--- START Data for this task ---
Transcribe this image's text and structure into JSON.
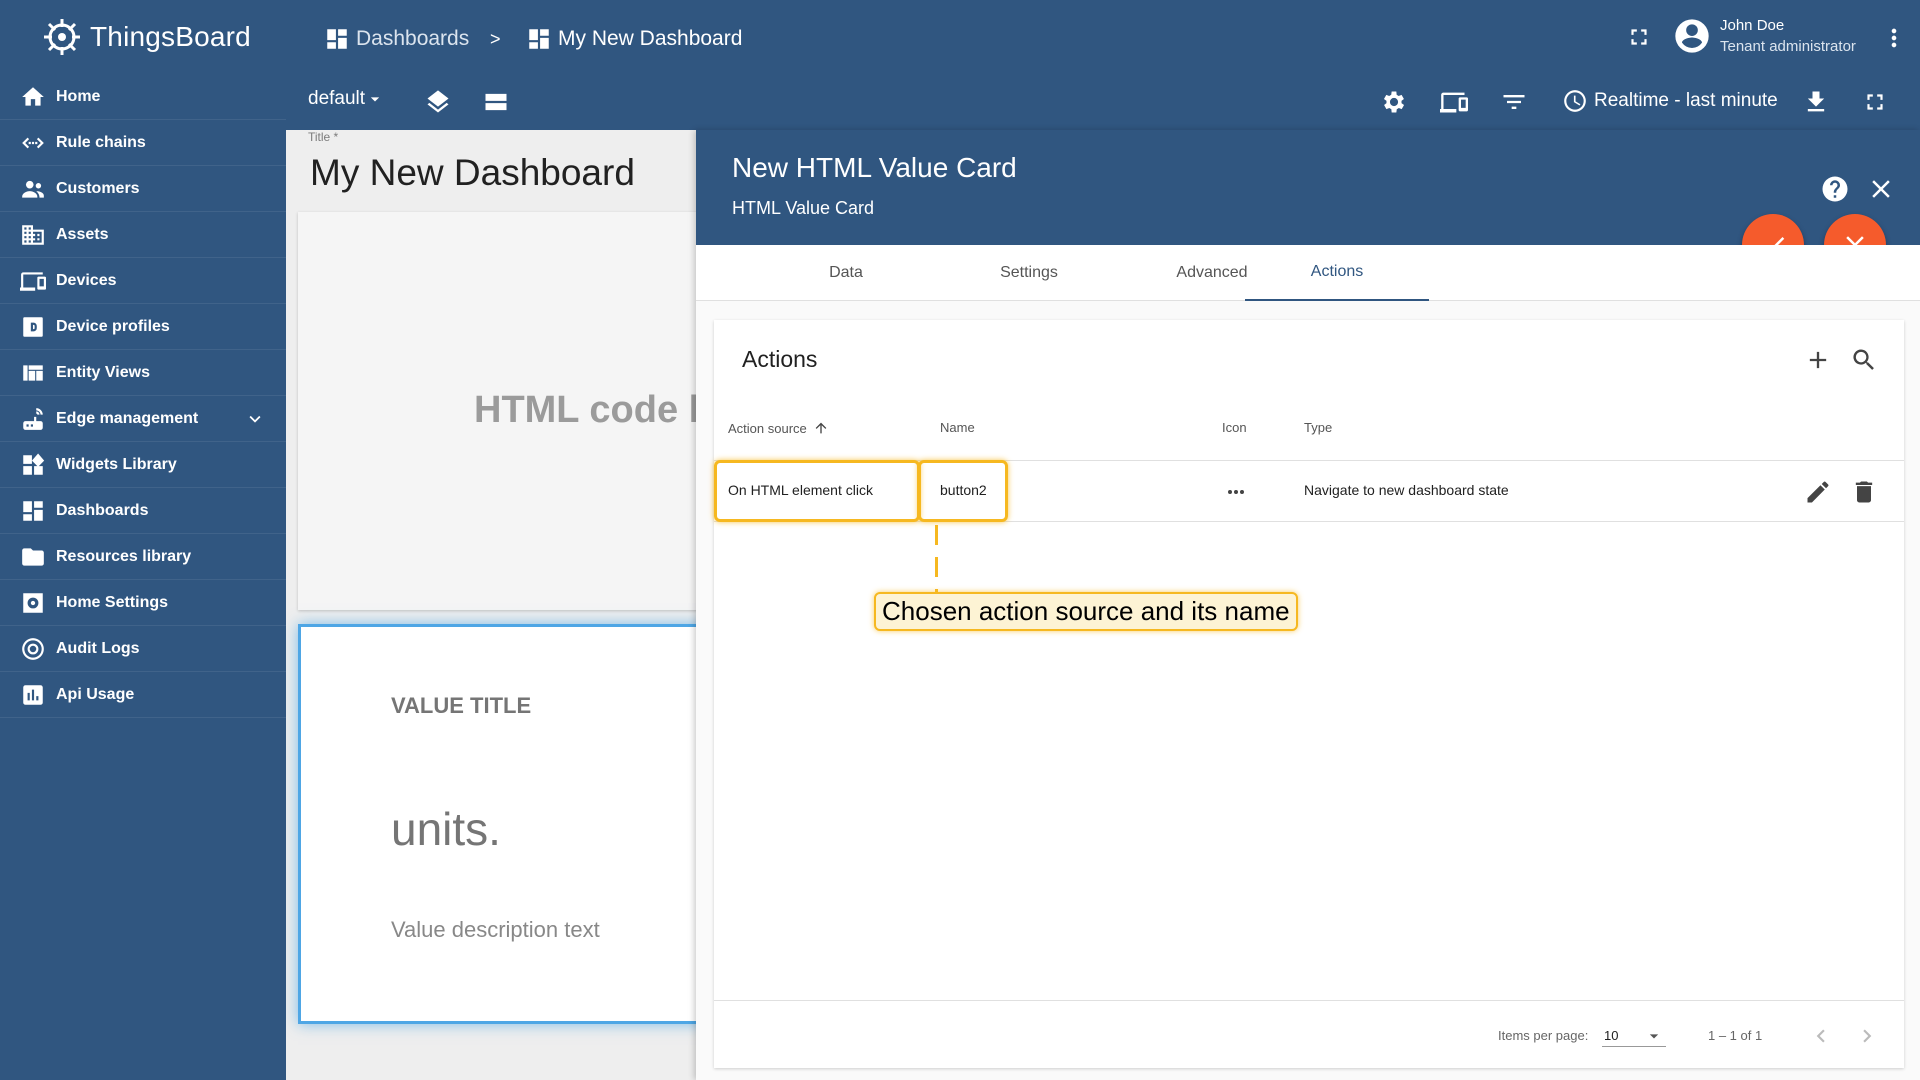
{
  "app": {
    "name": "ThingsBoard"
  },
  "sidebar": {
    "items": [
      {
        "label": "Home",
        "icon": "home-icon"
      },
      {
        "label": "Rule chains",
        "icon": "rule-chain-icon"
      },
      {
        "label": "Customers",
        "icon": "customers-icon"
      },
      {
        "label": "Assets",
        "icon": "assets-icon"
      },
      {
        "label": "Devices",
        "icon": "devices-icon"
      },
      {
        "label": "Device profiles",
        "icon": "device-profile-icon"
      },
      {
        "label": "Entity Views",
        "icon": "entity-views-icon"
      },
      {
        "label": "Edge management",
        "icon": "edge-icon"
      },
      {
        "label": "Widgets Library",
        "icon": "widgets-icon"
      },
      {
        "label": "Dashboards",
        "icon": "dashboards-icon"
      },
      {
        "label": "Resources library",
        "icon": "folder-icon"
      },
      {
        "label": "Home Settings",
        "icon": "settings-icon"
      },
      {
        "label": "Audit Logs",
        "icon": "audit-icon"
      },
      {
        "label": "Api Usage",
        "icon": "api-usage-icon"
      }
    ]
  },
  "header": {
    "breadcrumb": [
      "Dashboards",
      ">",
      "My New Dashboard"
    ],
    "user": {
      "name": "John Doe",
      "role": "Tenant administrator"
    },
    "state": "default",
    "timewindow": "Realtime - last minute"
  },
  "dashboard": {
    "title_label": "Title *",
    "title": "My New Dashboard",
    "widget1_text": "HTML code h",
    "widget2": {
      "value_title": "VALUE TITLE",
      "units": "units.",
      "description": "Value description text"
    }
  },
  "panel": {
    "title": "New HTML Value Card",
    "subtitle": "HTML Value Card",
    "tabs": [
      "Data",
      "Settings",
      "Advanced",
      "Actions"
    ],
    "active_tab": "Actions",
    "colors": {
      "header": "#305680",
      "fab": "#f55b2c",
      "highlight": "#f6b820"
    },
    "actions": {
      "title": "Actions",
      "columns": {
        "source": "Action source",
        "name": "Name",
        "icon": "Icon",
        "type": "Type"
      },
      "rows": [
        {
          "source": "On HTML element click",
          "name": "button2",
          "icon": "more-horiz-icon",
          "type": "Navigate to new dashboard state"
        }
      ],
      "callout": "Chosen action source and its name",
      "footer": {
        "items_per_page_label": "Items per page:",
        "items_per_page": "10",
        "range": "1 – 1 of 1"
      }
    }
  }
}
--- END Data for this task ---
> **Task requirements**:
Where a line contains "state", copy that line.

> **Solved problem**:
    "state": "default",
          "type": "Navigate to new dashboard state"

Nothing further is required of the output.